Each line containing the word "grammar" should be found and copied.

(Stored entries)
--- --- ---
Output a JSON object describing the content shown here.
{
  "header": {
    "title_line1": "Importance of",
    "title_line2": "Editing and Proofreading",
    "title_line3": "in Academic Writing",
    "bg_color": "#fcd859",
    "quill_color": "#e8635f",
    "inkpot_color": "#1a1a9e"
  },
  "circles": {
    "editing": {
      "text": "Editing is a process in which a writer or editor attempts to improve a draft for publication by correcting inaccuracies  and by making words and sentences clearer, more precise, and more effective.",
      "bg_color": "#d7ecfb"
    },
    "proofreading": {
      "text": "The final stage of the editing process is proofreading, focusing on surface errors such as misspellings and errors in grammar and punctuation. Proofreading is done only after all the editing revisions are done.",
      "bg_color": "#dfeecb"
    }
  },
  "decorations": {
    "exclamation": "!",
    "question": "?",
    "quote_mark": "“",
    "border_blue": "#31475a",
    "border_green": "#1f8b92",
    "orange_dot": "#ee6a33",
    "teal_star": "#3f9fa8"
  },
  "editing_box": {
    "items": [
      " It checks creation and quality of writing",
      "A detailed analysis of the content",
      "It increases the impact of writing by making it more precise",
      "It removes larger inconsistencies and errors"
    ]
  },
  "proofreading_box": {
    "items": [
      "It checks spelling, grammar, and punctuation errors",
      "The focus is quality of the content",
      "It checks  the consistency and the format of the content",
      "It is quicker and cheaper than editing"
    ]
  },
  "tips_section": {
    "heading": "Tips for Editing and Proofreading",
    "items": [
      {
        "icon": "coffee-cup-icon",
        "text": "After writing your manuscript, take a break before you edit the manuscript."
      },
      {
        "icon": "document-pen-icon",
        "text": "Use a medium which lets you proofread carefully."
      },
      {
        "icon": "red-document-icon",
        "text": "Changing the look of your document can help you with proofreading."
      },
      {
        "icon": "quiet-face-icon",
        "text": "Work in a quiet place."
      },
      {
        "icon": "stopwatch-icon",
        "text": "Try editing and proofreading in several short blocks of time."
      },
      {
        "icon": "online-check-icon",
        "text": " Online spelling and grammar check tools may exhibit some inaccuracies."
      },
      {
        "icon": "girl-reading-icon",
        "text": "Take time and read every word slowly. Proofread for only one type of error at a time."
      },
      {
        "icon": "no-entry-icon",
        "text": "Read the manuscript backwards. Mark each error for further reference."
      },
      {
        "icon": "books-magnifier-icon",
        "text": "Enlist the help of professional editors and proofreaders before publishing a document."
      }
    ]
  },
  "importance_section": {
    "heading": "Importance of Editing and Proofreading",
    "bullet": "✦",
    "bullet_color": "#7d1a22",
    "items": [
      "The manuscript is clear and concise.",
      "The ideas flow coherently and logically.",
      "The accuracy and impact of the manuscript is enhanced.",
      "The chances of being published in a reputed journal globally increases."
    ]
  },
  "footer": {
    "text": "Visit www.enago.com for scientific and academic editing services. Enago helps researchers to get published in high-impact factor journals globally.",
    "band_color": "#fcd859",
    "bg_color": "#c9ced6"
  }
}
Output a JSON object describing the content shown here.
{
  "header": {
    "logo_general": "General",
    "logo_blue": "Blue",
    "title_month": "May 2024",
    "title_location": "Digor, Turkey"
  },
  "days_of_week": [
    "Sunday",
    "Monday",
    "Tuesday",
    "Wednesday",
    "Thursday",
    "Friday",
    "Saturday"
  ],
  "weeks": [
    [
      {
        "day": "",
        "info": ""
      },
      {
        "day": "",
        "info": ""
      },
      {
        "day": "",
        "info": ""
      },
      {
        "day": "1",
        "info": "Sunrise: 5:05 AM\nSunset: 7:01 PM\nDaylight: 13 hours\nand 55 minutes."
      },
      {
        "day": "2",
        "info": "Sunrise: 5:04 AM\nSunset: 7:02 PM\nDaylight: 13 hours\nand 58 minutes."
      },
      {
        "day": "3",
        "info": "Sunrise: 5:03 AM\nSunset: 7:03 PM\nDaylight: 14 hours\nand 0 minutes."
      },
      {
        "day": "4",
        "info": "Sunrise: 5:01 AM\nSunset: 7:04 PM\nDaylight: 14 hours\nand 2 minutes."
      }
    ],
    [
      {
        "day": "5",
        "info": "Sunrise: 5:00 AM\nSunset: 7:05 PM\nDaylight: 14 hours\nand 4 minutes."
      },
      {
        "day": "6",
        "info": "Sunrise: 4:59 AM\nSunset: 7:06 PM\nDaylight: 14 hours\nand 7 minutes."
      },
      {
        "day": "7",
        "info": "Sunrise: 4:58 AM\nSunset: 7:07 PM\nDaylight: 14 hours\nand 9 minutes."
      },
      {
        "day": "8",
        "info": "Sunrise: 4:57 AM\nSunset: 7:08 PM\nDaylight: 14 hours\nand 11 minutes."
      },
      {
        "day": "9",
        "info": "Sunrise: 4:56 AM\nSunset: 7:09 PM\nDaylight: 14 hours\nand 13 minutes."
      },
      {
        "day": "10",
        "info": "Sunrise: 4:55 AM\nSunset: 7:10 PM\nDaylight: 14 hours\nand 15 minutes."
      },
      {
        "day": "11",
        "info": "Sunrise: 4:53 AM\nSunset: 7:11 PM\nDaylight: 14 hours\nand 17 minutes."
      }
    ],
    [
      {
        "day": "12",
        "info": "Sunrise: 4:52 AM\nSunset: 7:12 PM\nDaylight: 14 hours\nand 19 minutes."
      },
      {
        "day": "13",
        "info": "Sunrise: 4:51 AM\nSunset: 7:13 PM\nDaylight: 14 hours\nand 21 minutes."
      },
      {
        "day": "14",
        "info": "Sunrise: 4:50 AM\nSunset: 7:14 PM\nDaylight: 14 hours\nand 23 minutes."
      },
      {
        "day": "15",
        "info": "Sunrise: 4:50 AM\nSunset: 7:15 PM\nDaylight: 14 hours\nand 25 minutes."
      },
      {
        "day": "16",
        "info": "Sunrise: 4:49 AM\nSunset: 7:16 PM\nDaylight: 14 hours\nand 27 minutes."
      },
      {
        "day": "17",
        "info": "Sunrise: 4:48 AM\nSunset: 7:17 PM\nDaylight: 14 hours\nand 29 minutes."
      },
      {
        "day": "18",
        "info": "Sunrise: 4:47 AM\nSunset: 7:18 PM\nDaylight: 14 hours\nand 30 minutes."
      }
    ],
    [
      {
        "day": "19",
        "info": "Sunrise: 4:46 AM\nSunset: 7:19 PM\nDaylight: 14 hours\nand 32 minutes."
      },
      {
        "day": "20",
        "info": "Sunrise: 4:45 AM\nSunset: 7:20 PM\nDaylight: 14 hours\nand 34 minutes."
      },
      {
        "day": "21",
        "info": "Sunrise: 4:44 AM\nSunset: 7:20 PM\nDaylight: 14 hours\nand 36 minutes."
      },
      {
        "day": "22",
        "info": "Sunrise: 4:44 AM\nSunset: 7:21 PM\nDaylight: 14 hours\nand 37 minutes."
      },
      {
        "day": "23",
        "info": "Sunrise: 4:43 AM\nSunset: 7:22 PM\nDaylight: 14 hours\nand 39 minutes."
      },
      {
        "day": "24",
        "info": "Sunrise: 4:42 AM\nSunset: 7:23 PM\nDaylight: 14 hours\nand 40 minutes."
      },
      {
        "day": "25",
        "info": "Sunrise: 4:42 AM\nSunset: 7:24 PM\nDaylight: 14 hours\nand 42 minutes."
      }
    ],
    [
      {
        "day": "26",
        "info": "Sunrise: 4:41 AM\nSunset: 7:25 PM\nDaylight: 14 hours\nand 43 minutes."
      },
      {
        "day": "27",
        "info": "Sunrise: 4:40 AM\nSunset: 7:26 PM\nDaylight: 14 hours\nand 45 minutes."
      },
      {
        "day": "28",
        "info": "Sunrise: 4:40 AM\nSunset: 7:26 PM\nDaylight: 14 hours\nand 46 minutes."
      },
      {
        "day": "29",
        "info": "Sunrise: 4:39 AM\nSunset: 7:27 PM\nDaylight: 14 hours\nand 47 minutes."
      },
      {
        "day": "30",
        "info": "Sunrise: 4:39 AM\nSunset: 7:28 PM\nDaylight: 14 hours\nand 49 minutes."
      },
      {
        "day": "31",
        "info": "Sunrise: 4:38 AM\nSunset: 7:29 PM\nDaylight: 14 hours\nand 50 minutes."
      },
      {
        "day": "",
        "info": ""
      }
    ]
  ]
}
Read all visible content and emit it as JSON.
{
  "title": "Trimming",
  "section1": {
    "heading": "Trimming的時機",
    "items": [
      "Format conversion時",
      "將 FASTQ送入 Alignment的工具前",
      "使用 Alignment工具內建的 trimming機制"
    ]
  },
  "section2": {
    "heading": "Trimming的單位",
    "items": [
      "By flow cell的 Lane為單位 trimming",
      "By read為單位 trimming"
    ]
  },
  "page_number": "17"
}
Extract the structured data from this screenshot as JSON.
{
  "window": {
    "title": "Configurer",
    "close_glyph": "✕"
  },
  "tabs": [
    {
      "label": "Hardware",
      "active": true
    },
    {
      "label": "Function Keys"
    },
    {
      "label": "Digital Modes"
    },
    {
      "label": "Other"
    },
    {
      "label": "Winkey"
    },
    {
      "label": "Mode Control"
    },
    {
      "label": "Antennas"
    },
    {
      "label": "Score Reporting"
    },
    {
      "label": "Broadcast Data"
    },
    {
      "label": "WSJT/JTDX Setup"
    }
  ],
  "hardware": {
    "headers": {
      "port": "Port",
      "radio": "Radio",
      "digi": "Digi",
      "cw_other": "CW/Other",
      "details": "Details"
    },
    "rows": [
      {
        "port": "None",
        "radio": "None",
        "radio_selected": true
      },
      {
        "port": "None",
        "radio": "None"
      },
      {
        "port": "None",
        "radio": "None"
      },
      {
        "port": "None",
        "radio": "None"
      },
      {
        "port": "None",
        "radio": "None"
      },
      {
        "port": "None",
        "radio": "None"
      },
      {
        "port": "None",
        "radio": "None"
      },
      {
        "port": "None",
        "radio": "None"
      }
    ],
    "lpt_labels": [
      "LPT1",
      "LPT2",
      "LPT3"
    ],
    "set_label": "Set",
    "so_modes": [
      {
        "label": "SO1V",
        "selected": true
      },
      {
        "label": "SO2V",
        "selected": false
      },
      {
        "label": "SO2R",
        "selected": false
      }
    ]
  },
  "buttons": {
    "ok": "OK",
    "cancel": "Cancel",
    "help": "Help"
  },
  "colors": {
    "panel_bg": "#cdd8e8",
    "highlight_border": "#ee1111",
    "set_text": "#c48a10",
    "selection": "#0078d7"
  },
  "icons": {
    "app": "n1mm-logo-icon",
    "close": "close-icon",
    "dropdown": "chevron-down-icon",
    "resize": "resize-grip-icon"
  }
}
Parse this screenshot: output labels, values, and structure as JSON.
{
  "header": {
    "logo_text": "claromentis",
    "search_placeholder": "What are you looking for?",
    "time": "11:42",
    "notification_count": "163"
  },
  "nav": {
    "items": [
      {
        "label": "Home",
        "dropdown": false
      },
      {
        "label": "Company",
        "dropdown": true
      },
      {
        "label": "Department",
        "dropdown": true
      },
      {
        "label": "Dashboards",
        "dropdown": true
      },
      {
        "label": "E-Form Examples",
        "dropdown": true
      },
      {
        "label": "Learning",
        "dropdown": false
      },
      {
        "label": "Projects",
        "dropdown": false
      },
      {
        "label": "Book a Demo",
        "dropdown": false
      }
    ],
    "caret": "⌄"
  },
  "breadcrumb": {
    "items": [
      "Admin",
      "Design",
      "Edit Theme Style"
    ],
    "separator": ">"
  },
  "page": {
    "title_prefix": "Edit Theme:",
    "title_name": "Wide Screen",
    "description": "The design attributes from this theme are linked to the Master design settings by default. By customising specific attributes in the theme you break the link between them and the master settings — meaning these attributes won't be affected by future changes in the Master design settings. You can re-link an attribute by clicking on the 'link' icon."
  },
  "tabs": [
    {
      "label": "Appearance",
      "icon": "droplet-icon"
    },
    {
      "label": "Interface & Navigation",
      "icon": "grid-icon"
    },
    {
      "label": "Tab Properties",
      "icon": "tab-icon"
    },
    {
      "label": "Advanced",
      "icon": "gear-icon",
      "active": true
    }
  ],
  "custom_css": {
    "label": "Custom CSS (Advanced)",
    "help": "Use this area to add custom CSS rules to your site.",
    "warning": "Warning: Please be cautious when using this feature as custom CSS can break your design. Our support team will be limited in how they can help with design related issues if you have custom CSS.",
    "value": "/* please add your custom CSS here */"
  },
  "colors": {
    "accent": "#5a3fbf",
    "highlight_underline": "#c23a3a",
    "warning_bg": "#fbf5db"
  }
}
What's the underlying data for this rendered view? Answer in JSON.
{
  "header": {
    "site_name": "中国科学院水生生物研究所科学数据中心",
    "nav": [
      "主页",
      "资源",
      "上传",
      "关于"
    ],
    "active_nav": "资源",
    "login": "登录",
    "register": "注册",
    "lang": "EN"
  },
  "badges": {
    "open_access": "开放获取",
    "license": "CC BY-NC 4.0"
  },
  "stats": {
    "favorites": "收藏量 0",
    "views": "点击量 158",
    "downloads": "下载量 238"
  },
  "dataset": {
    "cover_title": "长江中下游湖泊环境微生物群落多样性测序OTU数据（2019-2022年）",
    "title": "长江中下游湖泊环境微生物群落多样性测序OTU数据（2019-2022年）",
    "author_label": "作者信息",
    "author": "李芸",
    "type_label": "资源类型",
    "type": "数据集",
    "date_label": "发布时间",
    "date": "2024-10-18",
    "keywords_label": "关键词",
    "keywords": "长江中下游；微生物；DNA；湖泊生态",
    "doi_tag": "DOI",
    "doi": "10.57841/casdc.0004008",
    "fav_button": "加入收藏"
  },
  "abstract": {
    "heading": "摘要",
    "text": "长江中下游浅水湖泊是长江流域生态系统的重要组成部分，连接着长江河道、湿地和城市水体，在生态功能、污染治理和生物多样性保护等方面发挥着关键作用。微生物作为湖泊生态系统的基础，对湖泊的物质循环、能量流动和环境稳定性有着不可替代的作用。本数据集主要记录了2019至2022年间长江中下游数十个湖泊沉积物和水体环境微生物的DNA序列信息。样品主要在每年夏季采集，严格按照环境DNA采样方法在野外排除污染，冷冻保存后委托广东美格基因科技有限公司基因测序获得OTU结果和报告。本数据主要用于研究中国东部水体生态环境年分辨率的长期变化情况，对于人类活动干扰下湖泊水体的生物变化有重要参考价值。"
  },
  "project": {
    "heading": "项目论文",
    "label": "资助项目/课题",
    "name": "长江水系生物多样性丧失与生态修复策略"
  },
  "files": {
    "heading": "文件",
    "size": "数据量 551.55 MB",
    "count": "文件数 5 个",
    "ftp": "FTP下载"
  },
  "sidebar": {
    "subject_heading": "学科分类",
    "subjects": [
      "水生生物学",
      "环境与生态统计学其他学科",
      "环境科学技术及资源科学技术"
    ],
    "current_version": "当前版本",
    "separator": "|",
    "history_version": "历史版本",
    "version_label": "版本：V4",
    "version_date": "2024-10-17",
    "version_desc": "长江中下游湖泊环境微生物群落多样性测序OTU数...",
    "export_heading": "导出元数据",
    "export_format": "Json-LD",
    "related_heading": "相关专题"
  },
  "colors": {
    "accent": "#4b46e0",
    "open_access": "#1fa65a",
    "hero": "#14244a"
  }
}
--- --- ---
Task answer »
      "text": "The final stage of the editing process is proofreading, focusing on surface errors such as misspellings and errors in grammar and punctuation. Proofreading is done only after all the editing revisions are done.",
      "It checks spelling, grammar, and punctuation errors",
        "text": " Online spelling and grammar check tools may exhibit some inaccuracies."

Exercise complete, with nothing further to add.